Problem
Make an exact copy of all the records.

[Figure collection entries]
###

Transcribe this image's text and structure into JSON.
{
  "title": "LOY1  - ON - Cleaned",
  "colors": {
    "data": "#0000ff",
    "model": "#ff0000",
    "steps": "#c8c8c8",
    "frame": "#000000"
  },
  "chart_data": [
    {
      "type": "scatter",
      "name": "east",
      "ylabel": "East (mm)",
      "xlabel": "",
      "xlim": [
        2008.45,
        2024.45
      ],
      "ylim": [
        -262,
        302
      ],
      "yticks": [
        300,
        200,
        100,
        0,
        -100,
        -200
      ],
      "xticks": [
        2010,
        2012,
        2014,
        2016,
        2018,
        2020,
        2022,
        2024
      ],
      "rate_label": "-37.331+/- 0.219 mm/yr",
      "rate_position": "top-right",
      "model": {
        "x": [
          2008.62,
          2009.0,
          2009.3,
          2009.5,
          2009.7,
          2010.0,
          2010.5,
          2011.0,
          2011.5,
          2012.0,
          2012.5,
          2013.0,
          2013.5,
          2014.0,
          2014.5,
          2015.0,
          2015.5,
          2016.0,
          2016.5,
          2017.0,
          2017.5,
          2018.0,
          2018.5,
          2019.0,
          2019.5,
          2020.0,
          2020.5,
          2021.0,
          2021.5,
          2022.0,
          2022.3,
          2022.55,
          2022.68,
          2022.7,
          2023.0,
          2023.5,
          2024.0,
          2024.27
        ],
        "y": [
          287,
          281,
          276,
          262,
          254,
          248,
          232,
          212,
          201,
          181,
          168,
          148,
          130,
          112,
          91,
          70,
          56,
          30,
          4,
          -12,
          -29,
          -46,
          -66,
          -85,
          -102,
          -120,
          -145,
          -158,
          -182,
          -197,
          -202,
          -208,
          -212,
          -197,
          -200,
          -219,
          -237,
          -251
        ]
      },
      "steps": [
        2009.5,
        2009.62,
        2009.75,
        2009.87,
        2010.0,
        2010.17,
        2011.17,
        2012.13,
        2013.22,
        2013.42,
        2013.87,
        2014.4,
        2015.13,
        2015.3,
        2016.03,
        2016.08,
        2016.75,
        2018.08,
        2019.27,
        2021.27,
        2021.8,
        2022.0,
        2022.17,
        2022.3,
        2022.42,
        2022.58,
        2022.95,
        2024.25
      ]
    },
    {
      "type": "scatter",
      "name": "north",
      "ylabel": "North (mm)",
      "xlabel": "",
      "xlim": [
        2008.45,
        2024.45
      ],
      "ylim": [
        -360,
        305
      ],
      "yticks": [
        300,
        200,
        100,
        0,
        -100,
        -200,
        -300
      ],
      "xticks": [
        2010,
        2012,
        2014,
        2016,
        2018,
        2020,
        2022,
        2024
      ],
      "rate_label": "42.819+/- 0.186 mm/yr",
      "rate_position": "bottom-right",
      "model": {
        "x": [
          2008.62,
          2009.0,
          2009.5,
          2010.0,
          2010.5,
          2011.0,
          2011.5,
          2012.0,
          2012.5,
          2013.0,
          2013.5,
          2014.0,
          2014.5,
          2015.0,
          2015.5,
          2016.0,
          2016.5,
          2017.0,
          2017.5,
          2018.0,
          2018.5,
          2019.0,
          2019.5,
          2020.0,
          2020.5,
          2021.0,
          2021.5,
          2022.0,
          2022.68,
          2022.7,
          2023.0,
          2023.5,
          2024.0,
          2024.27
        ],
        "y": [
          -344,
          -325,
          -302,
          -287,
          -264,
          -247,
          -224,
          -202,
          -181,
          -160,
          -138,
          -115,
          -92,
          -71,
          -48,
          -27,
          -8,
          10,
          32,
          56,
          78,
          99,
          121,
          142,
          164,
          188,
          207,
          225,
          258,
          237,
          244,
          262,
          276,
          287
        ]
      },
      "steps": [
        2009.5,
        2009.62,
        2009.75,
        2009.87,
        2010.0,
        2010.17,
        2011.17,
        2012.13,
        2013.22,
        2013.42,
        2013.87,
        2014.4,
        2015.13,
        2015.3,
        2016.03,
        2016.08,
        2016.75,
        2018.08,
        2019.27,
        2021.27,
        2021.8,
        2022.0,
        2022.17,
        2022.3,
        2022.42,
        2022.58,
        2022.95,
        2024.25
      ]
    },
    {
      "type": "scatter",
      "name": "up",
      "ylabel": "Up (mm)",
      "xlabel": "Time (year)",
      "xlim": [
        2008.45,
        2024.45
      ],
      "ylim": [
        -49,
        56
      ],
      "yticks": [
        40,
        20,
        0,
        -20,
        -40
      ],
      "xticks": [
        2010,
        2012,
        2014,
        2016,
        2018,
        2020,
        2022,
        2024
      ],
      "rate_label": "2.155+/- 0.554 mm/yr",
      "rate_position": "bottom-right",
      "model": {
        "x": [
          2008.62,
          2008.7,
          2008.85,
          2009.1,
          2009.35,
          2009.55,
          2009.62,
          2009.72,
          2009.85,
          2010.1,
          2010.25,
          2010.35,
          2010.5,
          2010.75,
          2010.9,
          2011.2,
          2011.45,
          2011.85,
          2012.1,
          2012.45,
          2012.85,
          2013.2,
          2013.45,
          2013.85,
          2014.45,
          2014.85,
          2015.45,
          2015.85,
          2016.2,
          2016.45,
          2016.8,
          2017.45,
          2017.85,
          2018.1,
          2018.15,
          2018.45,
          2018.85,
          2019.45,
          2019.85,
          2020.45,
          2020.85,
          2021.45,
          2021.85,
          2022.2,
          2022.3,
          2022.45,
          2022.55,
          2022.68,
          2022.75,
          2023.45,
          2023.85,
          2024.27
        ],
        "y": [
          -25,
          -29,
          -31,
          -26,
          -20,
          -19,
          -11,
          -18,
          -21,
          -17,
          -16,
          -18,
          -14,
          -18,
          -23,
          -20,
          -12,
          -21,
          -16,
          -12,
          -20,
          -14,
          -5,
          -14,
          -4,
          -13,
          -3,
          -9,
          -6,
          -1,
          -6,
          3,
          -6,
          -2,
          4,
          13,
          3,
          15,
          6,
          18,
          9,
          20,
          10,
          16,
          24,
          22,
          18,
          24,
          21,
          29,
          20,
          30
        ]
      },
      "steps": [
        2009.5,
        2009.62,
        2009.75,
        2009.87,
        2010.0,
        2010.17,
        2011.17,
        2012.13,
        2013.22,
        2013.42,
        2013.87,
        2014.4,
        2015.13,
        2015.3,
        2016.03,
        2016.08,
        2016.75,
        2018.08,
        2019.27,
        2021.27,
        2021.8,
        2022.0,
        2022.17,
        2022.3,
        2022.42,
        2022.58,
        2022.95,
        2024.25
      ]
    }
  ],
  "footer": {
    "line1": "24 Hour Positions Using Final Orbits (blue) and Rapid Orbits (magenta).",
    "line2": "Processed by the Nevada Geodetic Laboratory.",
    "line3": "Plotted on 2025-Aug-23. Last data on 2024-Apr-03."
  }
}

###

Final result
Transcribe this image's text and structure into JSON.
{
  "title": "LOY1  - ON - Cleaned",
  "colors": {
    "data": "#0000ff",
    "model": "#ff0000",
    "steps": "#c8c8c8",
    "frame": "#000000"
  },
  "chart_data": [
    {
      "type": "scatter",
      "name": "east",
      "ylabel": "East (mm)",
      "xlabel": "",
      "xlim": [
        2008.45,
        2024.45
      ],
      "ylim": [
        -262,
        302
      ],
      "yticks": [
        300,
        200,
        100,
        0,
        -100,
        -200
      ],
      "xticks": [
        2010,
        2012,
        2014,
        2016,
        2018,
        2020,
        2022,
        2024
      ],
      "rate_label": "-37.331+/- 0.219 mm/yr",
      "rate_position": "top-right",
      "model": {
        "x": [
          2008.62,
          2009.0,
          2009.3,
          2009.5,
          2009.7,
          2010.0,
          2010.5,
          2011.0,
          2011.5,
          2012.0,
          2012.5,
          2013.0,
          2013.5,
          2014.0,
          2014.5,
          2015.0,
          2015.5,
          2016.0,
          2016.5,
          2017.0,
          2017.5,
          2018.0,
          2018.5,
          2019.0,
          2019.5,
          2020.0,
          2020.5,
          2021.0,
          2021.5,
          2022.0,
          2022.3,
          2022.55,
          2022.68,
          2022.7,
          2023.0,
          2023.5,
          2024.0,
          2024.27
        ],
        "y": [
          287,
          281,
          276,
          262,
          254,
          248,
          232,
          212,
          201,
          181,
          168,
          148,
          130,
          112,
          91,
          70,
          56,
          30,
          4,
          -12,
          -29,
          -46,
          -66,
          -85,
          -102,
          -120,
          -145,
          -158,
          -182,
          -197,
          -202,
          -208,
          -212,
          -197,
          -200,
          -219,
          -237,
          -251
        ]
      },
      "steps": [
        2009.5,
        2009.62,
        2009.75,
        2009.87,
        2010.0,
        2010.17,
        2011.17,
        2012.13,
        2013.22,
        2013.42,
        2013.87,
        2014.4,
        2015.13,
        2015.3,
        2016.03,
        2016.08,
        2016.75,
        2018.08,
        2019.27,
        2021.27,
        2021.8,
        2022.0,
        2022.17,
        2022.3,
        2022.42,
        2022.58,
        2022.95,
        2024.25
      ]
    },
    {
      "type": "scatter",
      "name": "north",
      "ylabel": "North (mm)",
      "xlabel": "",
      "xlim": [
        2008.45,
        2024.45
      ],
      "ylim": [
        -360,
        305
      ],
      "yticks": [
        300,
        200,
        100,
        0,
        -100,
        -200,
        -300
      ],
      "xticks": [
        2010,
        2012,
        2014,
        2016,
        2018,
        2020,
        2022,
        2024
      ],
      "rate_label": "42.819+/- 0.186 mm/yr",
      "rate_position": "bottom-right",
      "model": {
        "x": [
          2008.62,
          2009.0,
          2009.5,
          2010.0,
          2010.5,
          2011.0,
          2011.5,
          2012.0,
          2012.5,
          2013.0,
          2013.5,
          2014.0,
          2014.5,
          2015.0,
          2015.5,
          2016.0,
          2016.5,
          2017.0,
          2017.5,
          2018.0,
          2018.5,
          2019.0,
          2019.5,
          2020.0,
          2020.5,
          2021.0,
          2021.5,
          2022.0,
          2022.68,
          2022.7,
          2023.0,
          2023.5,
          2024.0,
          2024.27
        ],
        "y": [
          -344,
          -325,
          -302,
          -287,
          -264,
          -247,
          -224,
          -202,
          -181,
          -160,
          -138,
          -115,
          -92,
          -71,
          -48,
          -27,
          -8,
          10,
          32,
          56,
          78,
          99,
          121,
          142,
          164,
          188,
          207,
          225,
          258,
          237,
          244,
          262,
          276,
          287
        ]
      },
      "steps": [
        2009.5,
        2009.62,
        2009.75,
        2009.87,
        2010.0,
        2010.17,
        2011.17,
        2012.13,
        2013.22,
        2013.42,
        2013.87,
        2014.4,
        2015.13,
        2015.3,
        2016.03,
        2016.08,
        2016.75,
        2018.08,
        2019.27,
        2021.27,
        2021.8,
        2022.0,
        2022.17,
        2022.3,
        2022.42,
        2022.58,
        2022.95,
        2024.25
      ]
    },
    {
      "type": "scatter",
      "name": "up",
      "ylabel": "Up (mm)",
      "xlabel": "Time (year)",
      "xlim": [
        2008.45,
        2024.45
      ],
      "ylim": [
        -49,
        56
      ],
      "yticks": [
        40,
        20,
        0,
        -20,
        -40
      ],
      "xticks": [
        2010,
        2012,
        2014,
        2016,
        2018,
        2020,
        2022,
        2024
      ],
      "rate_label": "2.155+/- 0.554 mm/yr",
      "rate_position": "bottom-right",
      "model": {
        "x": [
          2008.62,
          2008.7,
          2008.85,
          2009.1,
          2009.35,
          2009.55,
          2009.62,
          2009.72,
          2009.85,
          2010.1,
          2010.25,
          2010.35,
          2010.5,
          2010.75,
          2010.9,
          2011.2,
          2011.45,
          2011.85,
          2012.1,
          2012.45,
          2012.85,
          2013.2,
          2013.45,
          2013.85,
          2014.45,
          2014.85,
          2015.45,
          2015.85,
          2016.2,
          2016.45,
          2016.8,
          2017.45,
          2017.85,
          2018.1,
          2018.15,
          2018.45,
          2018.85,
          2019.45,
          2019.85,
          2020.45,
          2020.85,
          2021.45,
          2021.85,
          2022.2,
          2022.3,
          2022.45,
          2022.55,
          2022.68,
          2022.75,
          2023.45,
          2023.85,
          2024.27
        ],
        "y": [
          -25,
          -29,
          -31,
          -26,
          -20,
          -19,
          -11,
          -18,
          -21,
          -17,
          -16,
          -18,
          -14,
          -18,
          -23,
          -20,
          -12,
          -21,
          -16,
          -12,
          -20,
          -14,
          -5,
          -14,
          -4,
          -13,
          -3,
          -9,
          -6,
          -1,
          -6,
          3,
          -6,
          -2,
          4,
          13,
          3,
          15,
          6,
          18,
          9,
          20,
          10,
          16,
          24,
          22,
          18,
          24,
          21,
          29,
          20,
          30
        ]
      },
      "steps": [
        2009.5,
        2009.62,
        2009.75,
        2009.87,
        2010.0,
        2010.17,
        2011.17,
        2012.13,
        2013.22,
        2013.42,
        2013.87,
        2014.4,
        2015.13,
        2015.3,
        2016.03,
        2016.08,
        2016.75,
        2018.08,
        2019.27,
        2021.27,
        2021.8,
        2022.0,
        2022.17,
        2022.3,
        2022.42,
        2022.58,
        2022.95,
        2024.25
      ]
    }
  ],
  "footer": {
    "line1": "24 Hour Positions Using Final Orbits (blue) and Rapid Orbits (magenta).",
    "line2": "Processed by the Nevada Geodetic Laboratory.",
    "line3": "Plotted on 2025-Aug-23. Last data on 2024-Apr-03."
  }
}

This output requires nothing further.